Extracted text
--
Precision System Clock (Precision System Clock Architecture) (Computer Network Time Synchronization)

In the simplest form, a computer clock consists of an oscillator and counter/ divider that deliver repetitive pulses at intervals in the range from 1 to 10 ms, called the tick (sometimes called the jiffy). Each pulse triggers a hardware interrupt that increments the system clock variable such that the rate of the system clock in seconds per second matches the rate of the real clock. This is true even if the tick does not exactly divide the second. The timer interrupt routine serves two functions: one as the source for various kernel and user housekeeping timers and the other to maintain the time of day. Housekeeping timers are based on the number of ticks and are not disciplined in time or frequency. The precision kernel disciplines the system clock in time and frequency to match the real clock by adding or subtracting a small increment to the system clock variable at each timer interrupt.

In modern computers, there are three sources that can be used to implement the system clock: the timer oscillator that drives the counter/divider, the real-time clock (RTC) that maintains the time when the power is off (or even on for that matter), and what in some architectures is called the processor cycle counter (PCC) and in others is called the timestamp counter (TSC). We use the latter acronym in the following discussion. Any of these sources can in principle be used as the clock source. However, the engineering issues with these sources are quite intricate and need to be explored in some detail.

Timer Oscillator

The typical system clock uses a timer interrupt rate in the 100- to 1,000-Hz range. It is derived from a crystal oscillator operating in the 1- to 10-MHz range. For reasons that may be obscure, the oscillator frequency is often some multiple or submultiple of 3.579545 MHz. The reason for this rather bizarre choice is that this is the frequency of the NTSC analog TV color burst signal, and crystals for this frequency are widely available and inexpensive. Now that digital TV is here, expect the new gold standard at 19.39 MHz or some submultiple as this is the bit rate for ATSC.
--
Job 1
From the passage on the precision system clock, repeat word for word the stretch that begins at the words "In modern computers, there" and stops after "in some detail.".
Job 2
Answer these questions using the passage on the precision system clock:
(a) Over what range of intervals are the tick pulses delivered?
(b) What does the real-time clock maintain when the power is off?
(c) What is the bit rate for ATSC given in the passage?
Job 3
Carry the passage on the precision system clock further, picking up after its final sentence.

Material
--
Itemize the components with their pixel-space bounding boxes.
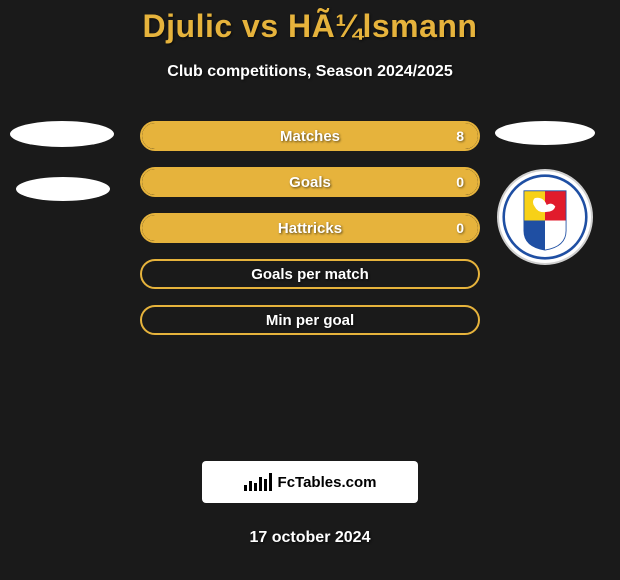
--
Task output 1
In modern computers, there are three sources that can be used to implement the system clock: the timer oscillator that drives the counter/divider, the real-time clock (RTC) that maintains the time when the power is off (or even on for that matter), and what in some architectures is called the processor cycle counter (PCC) and in others is called the timestamp counter (TSC). We use the latter acronym in the following discussion. Any of these sources can in principle be used as the clock source. However, the engineering issues with these sources are quite intricate and need to be explored in some detail.

Task output 2
(a) From 1 to 10 ms.
(b) The time.
(c) 19.39 MHz.

Task output 3
In some systems, the counter/divider is implemented in an application-specific integrated circuit (ASIC) producing timer frequencies of 100, 256, 1,000, and 1,024 Hz. The ubiquitous Intel 8253/8254 programmable interval timer (PIT) chip includes three 16-bit counters that count down from a preprogrammed value and produce a pulse when the counter reaches zero, then repeat the cycle endlessly. Operated at one-third the color burst frequency or 1.1931816 MHz and preloaded with the value 11932, the PIT produces 100 Hz to within 15 PPM. The resulting systematic error is probably dominated by the inherent crystal frequency error.

Timestamp Counter

The TSC is a counter derived from the processor clock, which in modern processors operates above 1 GHz. The counter provides exquisite resolution, but there are several potential downsides using it directly as the clock source. To provide synchronous data transfers, the TSC is divided to some multiple of the bus clock where it can be synchronized to a quartz or surface acoustic wave (SAW) resonator using a phase-lock loop (PLL). The resonator is physically close to the central processing unit (CPU) chip, so heat from the chip can affect its frequency. Modern processors show wide temperature variations due to various workloads on the arithmetic and logical instruction units, and this can affect the TSC frequency.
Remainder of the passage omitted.